▶ **Recorded data**

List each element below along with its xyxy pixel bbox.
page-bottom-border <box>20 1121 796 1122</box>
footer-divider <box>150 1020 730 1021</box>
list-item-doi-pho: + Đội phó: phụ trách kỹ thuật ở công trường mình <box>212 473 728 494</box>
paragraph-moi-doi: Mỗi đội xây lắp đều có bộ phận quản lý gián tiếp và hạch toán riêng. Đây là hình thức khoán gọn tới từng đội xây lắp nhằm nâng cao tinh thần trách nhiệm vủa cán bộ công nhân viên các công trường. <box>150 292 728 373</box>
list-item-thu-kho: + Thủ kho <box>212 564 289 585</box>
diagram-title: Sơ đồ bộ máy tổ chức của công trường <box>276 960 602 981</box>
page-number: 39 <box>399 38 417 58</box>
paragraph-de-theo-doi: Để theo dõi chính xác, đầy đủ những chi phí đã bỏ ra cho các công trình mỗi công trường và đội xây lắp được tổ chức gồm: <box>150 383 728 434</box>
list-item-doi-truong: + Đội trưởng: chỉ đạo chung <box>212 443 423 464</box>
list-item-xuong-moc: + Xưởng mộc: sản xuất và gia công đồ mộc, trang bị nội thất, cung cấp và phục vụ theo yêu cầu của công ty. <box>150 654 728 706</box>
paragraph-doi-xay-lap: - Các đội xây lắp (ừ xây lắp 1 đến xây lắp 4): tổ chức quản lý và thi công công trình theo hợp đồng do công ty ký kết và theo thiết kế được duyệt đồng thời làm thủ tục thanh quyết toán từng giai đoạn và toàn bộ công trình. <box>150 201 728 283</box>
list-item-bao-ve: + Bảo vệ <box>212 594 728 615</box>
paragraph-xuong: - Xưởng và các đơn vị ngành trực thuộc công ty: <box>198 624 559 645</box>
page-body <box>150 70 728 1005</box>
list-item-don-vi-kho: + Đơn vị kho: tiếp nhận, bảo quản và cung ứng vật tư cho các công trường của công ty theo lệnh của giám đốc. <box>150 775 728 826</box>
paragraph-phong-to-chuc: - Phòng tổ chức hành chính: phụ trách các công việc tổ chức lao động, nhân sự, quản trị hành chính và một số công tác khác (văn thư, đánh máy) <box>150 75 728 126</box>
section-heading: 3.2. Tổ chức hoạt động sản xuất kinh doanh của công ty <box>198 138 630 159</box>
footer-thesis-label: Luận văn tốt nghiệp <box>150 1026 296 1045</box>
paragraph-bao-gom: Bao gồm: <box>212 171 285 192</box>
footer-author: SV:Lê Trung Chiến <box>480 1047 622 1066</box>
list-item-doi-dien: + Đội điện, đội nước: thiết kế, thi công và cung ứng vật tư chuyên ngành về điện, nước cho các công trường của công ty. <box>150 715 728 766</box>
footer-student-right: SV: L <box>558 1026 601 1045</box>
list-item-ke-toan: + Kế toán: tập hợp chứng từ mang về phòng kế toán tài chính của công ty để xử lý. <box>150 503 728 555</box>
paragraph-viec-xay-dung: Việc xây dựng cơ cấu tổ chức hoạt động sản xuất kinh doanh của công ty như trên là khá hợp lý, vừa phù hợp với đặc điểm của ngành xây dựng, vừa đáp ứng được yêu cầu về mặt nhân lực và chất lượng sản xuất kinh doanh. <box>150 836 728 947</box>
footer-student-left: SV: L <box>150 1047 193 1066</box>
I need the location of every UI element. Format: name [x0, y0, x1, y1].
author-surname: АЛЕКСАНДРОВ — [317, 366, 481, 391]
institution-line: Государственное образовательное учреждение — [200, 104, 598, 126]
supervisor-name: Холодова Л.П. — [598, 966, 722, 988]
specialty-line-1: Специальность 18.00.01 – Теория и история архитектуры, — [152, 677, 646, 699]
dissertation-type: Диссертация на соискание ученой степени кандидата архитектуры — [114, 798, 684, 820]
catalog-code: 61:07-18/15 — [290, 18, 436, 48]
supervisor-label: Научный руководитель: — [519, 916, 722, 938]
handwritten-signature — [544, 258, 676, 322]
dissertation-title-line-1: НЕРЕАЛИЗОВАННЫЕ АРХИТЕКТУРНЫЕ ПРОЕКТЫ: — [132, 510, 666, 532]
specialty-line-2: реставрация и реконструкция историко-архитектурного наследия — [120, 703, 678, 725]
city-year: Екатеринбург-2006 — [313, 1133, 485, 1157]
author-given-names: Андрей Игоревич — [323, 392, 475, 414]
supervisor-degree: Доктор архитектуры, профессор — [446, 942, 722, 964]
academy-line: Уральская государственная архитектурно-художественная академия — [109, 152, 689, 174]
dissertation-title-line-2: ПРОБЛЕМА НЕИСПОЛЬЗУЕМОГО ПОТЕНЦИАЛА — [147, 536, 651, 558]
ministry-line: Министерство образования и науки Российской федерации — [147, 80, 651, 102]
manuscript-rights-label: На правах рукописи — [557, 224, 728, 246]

▶ **What you need to do**
Duplicate the data above word for word, from its first line through the line that contains "list-item-don-vi-kho: + Đơn", with both of those lines included.

▶ **Full answer**
List each element below along with its xyxy pixel bbox.
page-bottom-border <box>20 1121 796 1122</box>
footer-divider <box>150 1020 730 1021</box>
list-item-doi-pho: + Đội phó: phụ trách kỹ thuật ở công trường mình <box>212 473 728 494</box>
paragraph-moi-doi: Mỗi đội xây lắp đều có bộ phận quản lý gián tiếp và hạch toán riêng. Đây là hình thức khoán gọn tới từng đội xây lắp nhằm nâng cao tinh thần trách nhiệm vủa cán bộ công nhân viên các công trường. <box>150 292 728 373</box>
list-item-thu-kho: + Thủ kho <box>212 564 289 585</box>
diagram-title: Sơ đồ bộ máy tổ chức của công trường <box>276 960 602 981</box>
page-number: 39 <box>399 38 417 58</box>
paragraph-de-theo-doi: Để theo dõi chính xác, đầy đủ những chi phí đã bỏ ra cho các công trình mỗi công trường và đội xây lắp được tổ chức gồm: <box>150 383 728 434</box>
list-item-doi-truong: + Đội trưởng: chỉ đạo chung <box>212 443 423 464</box>
list-item-xuong-moc: + Xưởng mộc: sản xuất và gia công đồ mộc, trang bị nội thất, cung cấp và phục vụ theo yêu cầu của công ty. <box>150 654 728 706</box>
paragraph-doi-xay-lap: - Các đội xây lắp (ừ xây lắp 1 đến xây lắp 4): tổ chức quản lý và thi công công trình theo hợp đồng do công ty ký kết và theo thiết kế được duyệt đồng thời làm thủ tục thanh quyết toán từng giai đoạn và toàn bộ công trình. <box>150 201 728 283</box>
list-item-bao-ve: + Bảo vệ <box>212 594 728 615</box>
paragraph-xuong: - Xưởng và các đơn vị ngành trực thuộc công ty: <box>198 624 559 645</box>
page-body <box>150 70 728 1005</box>
list-item-don-vi-kho: + Đơn vị kho: tiếp nhận, bảo quản và cung ứng vật tư cho các công trường của công ty theo lệnh của giám đốc. <box>150 775 728 826</box>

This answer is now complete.